Your task -> Keep only the lines that hold the string "Chrudim", filtering out the rest of the entries below.

━━━━━━━━━━

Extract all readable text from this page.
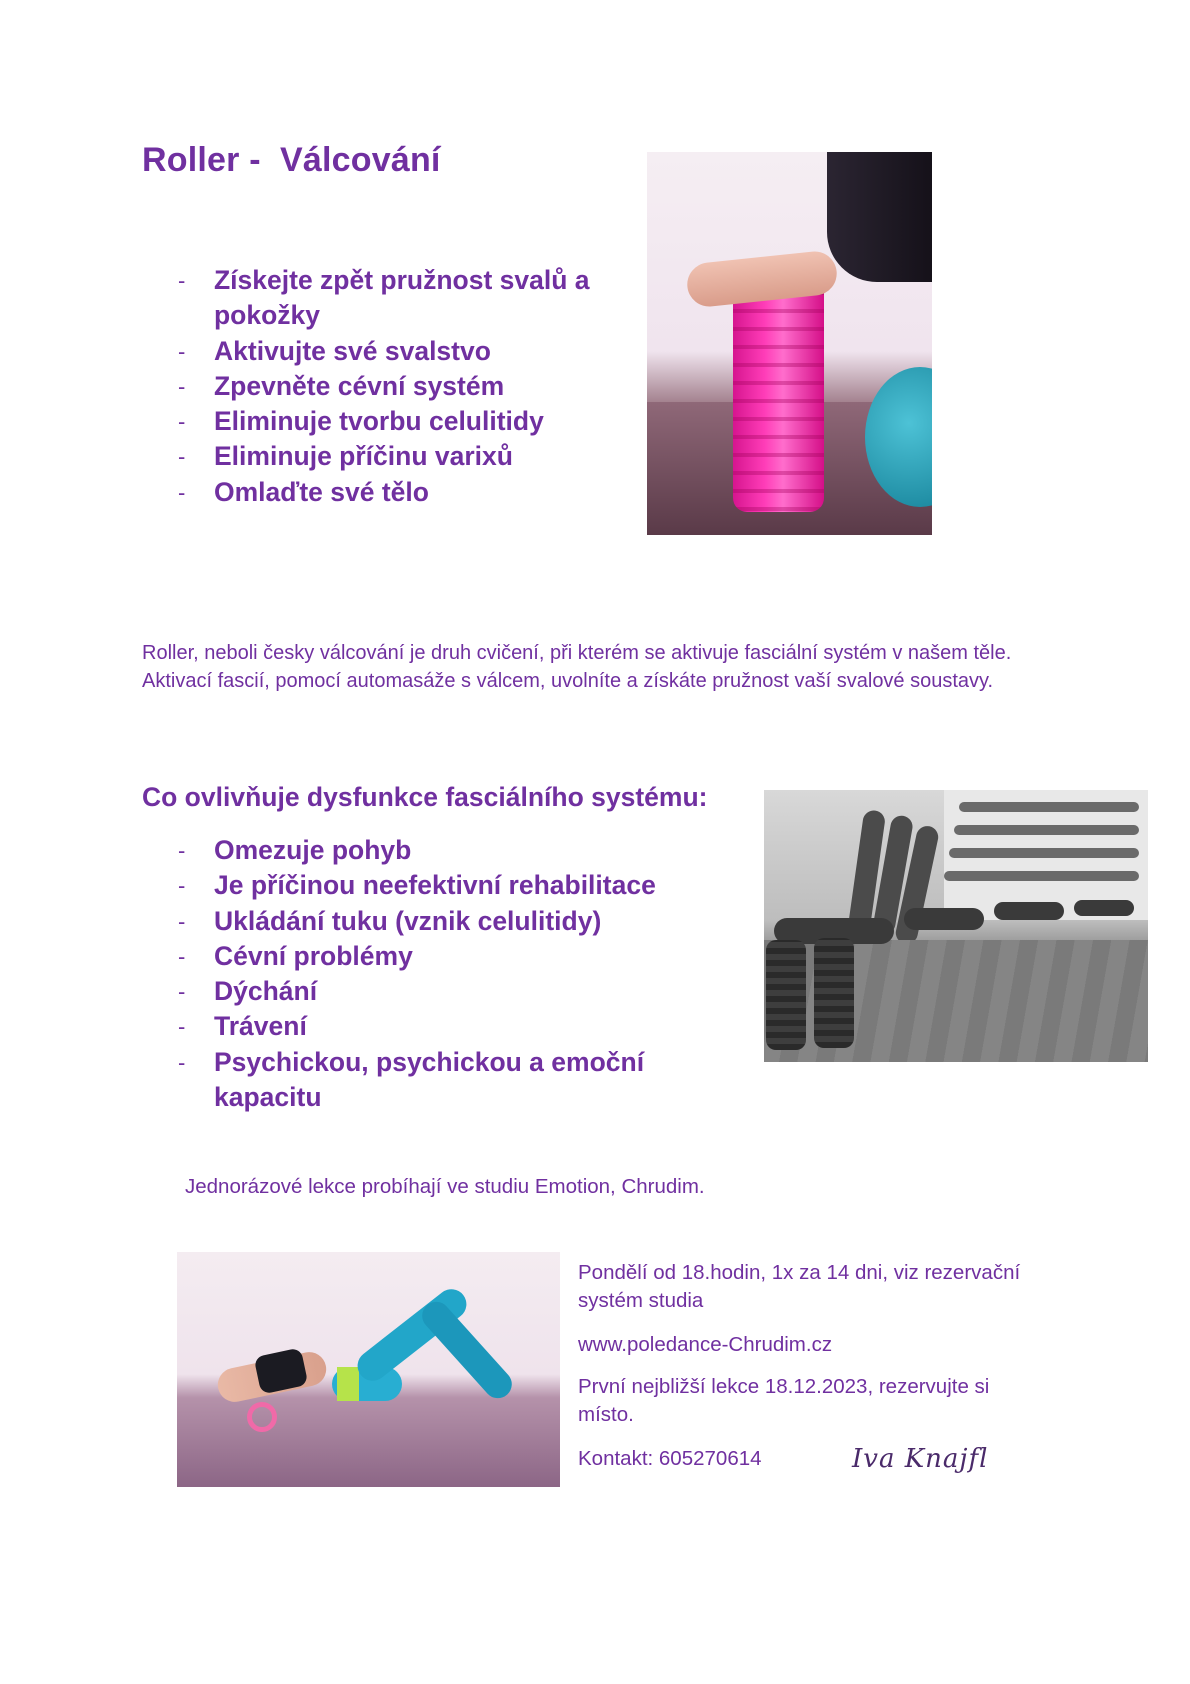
Roller -  Válcování
- Získejte zpět pružnost svalů a pokožky
- Aktivujte své svalstvo
- Zpevněte cévní systém
- Eliminuje tvorbu celulitidy
- Eliminuje příčinu varixů
- Omlaďte své tělo

Roller, neboli česky válcování je druh cvičení, při kterém se aktivuje fasciální systém v našem těle. Aktivací fascií, pomocí automasáže s válcem, uvolníte a získáte pružnost vaší svalové soustavy.

Co ovlivňuje dysfunkce fasciálního systému:
- Omezuje pohyb
- Je příčinou neefektivní rehabilitace
- Ukládání tuku (vznik celulitidy)
- Cévní problémy
- Dýchání
- Trávení
- Psychickou, psychickou a emoční kapacitu

Jednorázové lekce probíhají ve studiu Emotion, Chrudim.

Pondělí od 18.hodin, 1x za 14 dni, viz rezervační systém studia

www.poledance-Chrudim.cz

První nejbližší lekce 18.12.2023, rezervujte si místo.

Kontakt: 605270614	Iva Knajfl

━━━━━━━━━━

Answer in full ->
Jednorázové lekce probíhají ve studiu Emotion, Chrudim.
www.poledance-Chrudim.cz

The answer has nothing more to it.